What follows is a set of entries. Repeat them exactly, but not their pictures.

[A block of data]
────────────────
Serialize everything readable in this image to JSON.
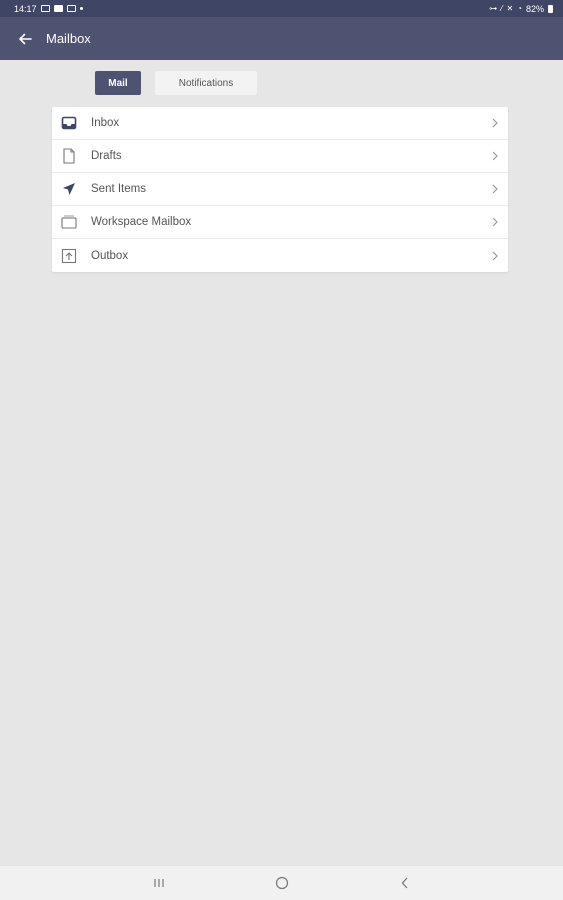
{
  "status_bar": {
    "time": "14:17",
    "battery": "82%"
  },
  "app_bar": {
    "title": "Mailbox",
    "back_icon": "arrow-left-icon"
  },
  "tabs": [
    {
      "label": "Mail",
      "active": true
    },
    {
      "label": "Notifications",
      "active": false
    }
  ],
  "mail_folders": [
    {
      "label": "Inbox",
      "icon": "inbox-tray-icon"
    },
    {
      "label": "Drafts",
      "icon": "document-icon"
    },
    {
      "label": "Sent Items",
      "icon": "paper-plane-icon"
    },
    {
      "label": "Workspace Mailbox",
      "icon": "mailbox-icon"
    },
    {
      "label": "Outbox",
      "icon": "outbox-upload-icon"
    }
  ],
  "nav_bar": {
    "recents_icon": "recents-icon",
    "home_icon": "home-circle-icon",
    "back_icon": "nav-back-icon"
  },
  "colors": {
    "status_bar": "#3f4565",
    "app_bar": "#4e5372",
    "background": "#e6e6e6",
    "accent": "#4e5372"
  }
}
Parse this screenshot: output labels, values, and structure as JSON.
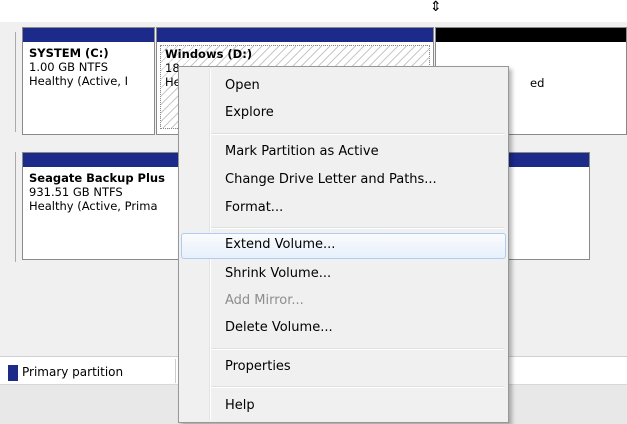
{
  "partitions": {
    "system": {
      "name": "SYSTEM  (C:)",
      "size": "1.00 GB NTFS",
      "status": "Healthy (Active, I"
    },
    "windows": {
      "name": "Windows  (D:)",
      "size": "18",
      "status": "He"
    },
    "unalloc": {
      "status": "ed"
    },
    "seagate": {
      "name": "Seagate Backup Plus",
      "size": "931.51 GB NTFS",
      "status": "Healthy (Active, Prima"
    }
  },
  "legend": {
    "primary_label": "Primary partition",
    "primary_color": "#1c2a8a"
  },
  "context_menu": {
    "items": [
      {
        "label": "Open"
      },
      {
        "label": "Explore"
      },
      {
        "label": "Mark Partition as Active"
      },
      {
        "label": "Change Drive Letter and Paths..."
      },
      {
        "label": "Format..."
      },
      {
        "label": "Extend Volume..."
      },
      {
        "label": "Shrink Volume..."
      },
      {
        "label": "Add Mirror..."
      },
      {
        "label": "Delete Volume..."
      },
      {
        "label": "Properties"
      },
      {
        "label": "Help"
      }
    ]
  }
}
────────────────
### Output below
Serialize everything readable in this image to JSON.
{
  "status_bar": {
    "time": "14:17",
    "battery": "82%"
  },
  "app_bar": {
    "title": "Mailbox",
    "back_icon": "arrow-left-icon"
  },
  "tabs": [
    {
      "label": "Mail",
      "active": true
    },
    {
      "label": "Notifications",
      "active": false
    }
  ],
  "mail_folders": [
    {
      "label": "Inbox",
      "icon": "inbox-tray-icon"
    },
    {
      "label": "Drafts",
      "icon": "document-icon"
    },
    {
      "label": "Sent Items",
      "icon": "paper-plane-icon"
    },
    {
      "label": "Workspace Mailbox",
      "icon": "mailbox-icon"
    },
    {
      "label": "Outbox",
      "icon": "outbox-upload-icon"
    }
  ],
  "nav_bar": {
    "recents_icon": "recents-icon",
    "home_icon": "home-circle-icon",
    "back_icon": "nav-back-icon"
  },
  "colors": {
    "status_bar": "#3f4565",
    "app_bar": "#4e5372",
    "background": "#e6e6e6",
    "accent": "#4e5372"
  }
}
Parse this screenshot: output labels, values, and structure as JSON.
{
  "partitions": {
    "system": {
      "name": "SYSTEM  (C:)",
      "size": "1.00 GB NTFS",
      "status": "Healthy (Active, I"
    },
    "windows": {
      "name": "Windows  (D:)",
      "size": "18",
      "status": "He"
    },
    "unalloc": {
      "status": "ed"
    },
    "seagate": {
      "name": "Seagate Backup Plus",
      "size": "931.51 GB NTFS",
      "status": "Healthy (Active, Prima"
    }
  },
  "legend": {
    "primary_label": "Primary partition",
    "primary_color": "#1c2a8a"
  },
  "context_menu": {
    "items": [
      {
        "label": "Open"
      },
      {
        "label": "Explore"
      },
      {
        "label": "Mark Partition as Active"
      },
      {
        "label": "Change Drive Letter and Paths..."
      },
      {
        "label": "Format..."
      },
      {
        "label": "Extend Volume..."
      },
      {
        "label": "Shrink Volume..."
      },
      {
        "label": "Add Mirror..."
      },
      {
        "label": "Delete Volume..."
      },
      {
        "label": "Properties"
      },
      {
        "label": "Help"
      }
    ]
  }
}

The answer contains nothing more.